Given problem: Output all lines exactly.

## START Items

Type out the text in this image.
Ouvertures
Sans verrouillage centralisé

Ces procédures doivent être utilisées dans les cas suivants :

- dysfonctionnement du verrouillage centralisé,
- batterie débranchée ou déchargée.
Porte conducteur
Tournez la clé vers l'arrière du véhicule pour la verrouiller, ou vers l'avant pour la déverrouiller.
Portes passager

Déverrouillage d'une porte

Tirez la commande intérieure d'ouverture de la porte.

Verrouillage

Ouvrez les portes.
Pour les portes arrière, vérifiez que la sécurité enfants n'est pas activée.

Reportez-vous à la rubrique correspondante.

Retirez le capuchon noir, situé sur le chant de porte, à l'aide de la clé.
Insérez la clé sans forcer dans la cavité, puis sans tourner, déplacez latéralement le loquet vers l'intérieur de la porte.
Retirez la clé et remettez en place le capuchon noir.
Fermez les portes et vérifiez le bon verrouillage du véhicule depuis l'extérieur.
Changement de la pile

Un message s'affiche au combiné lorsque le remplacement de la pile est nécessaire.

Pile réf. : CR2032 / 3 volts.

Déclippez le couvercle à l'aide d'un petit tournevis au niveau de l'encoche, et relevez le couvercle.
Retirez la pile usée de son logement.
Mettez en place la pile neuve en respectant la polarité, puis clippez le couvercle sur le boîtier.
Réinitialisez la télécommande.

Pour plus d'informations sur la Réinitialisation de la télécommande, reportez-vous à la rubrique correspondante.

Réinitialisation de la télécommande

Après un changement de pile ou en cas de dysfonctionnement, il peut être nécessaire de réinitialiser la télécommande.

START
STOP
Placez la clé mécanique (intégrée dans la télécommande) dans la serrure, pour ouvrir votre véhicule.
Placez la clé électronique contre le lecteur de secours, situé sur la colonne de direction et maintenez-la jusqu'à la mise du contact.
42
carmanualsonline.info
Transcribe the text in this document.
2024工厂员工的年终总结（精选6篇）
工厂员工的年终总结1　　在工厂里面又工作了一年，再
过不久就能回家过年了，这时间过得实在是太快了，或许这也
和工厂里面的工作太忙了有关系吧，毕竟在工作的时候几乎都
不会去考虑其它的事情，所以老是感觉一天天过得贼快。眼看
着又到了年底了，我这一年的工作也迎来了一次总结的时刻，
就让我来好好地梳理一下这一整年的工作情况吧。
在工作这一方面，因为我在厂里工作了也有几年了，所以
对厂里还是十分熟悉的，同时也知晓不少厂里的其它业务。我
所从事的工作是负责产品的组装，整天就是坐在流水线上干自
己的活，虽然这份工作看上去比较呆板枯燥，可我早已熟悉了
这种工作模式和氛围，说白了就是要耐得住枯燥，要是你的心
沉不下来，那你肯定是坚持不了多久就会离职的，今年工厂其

## END Items

The response:
Type out the text in this image.
Ouvertures
Sans verrouillage centralisé

Ces procédures doivent être utilisées dans les cas suivants :

- dysfonctionnement du verrouillage centralisé,
- batterie débranchée ou déchargée.
Porte conducteur
Tournez la clé vers l'arrière du véhicule pour la verrouiller, ou vers l'avant pour la déverrouiller.
Portes passager

Déverrouillage d'une porte

Tirez la commande intérieure d'ouverture de la porte.

Verrouillage

Ouvrez les portes.
Pour les portes arrière, vérifiez que la sécurité enfants n'est pas activée.

Reportez-vous à la rubrique correspondante.

Retirez le capuchon noir, situé sur le chant de porte, à l'aide de la clé.
Insérez la clé sans forcer dans la cavité, puis sans tourner, déplacez latéralement le loquet vers l'intérieur de la porte.
Retirez la clé et remettez en place le capuchon noir.
Fermez les portes et vérifiez le bon verrouillage du véhicule depuis l'extérieur.
Changement de la pile

Un message s'affiche au combiné lorsque le remplacement de la pile est nécessaire.

Pile réf. : CR2032 / 3 volts.

Déclippez le couvercle à l'aide d'un petit tournevis au niveau de l'encoche, et relevez le couvercle.
Retirez la pile usée de son logement.
Mettez en place la pile neuve en respectant la polarité, puis clippez le couvercle sur le boîtier.
Réinitialisez la télécommande.

Pour plus d'informations sur la Réinitialisation de la télécommande, reportez-vous à la rubrique correspondante.

Réinitialisation de la télécommande

Après un changement de pile ou en cas de dysfonctionnement, il peut être nécessaire de réinitialiser la télécommande.

START
STOP
Placez la clé mécanique (intégrée dans la télécommande) dans la serrure, pour ouvrir votre véhicule.
Placez la clé électronique contre le lecteur de secours, situé sur la colonne de direction et maintenez-la jusqu'à la mise du contact.
42
carmanualsonline.info
Transcribe the text in this document.
2024工厂员工的年终总结（精选6篇）
工厂员工的年终总结1　　在工厂里面又工作了一年，再
过不久就能回家过年了，这时间过得实在是太快了，或许这也
和工厂里面的工作太忙了有关系吧，毕竟在工作的时候几乎都
不会去考虑其它的事情，所以老是感觉一天天过得贼快。眼看
着又到了年底了，我这一年的工作也迎来了一次总结的时刻，
就让我来好好地梳理一下这一整年的工作情况吧。
在工作这一方面，因为我在厂里工作了也有几年了，所以
对厂里还是十分熟悉的，同时也知晓不少厂里的其它业务。我
所从事的工作是负责产品的组装，整天就是坐在流水线上干自
己的活，虽然这份工作看上去比较呆板枯燥，可我早已熟悉了
这种工作模式和氛围，说白了就是要耐得住枯燥，要是你的心
沉不下来，那你肯定是坚持不了多久就会离职的，今年工厂其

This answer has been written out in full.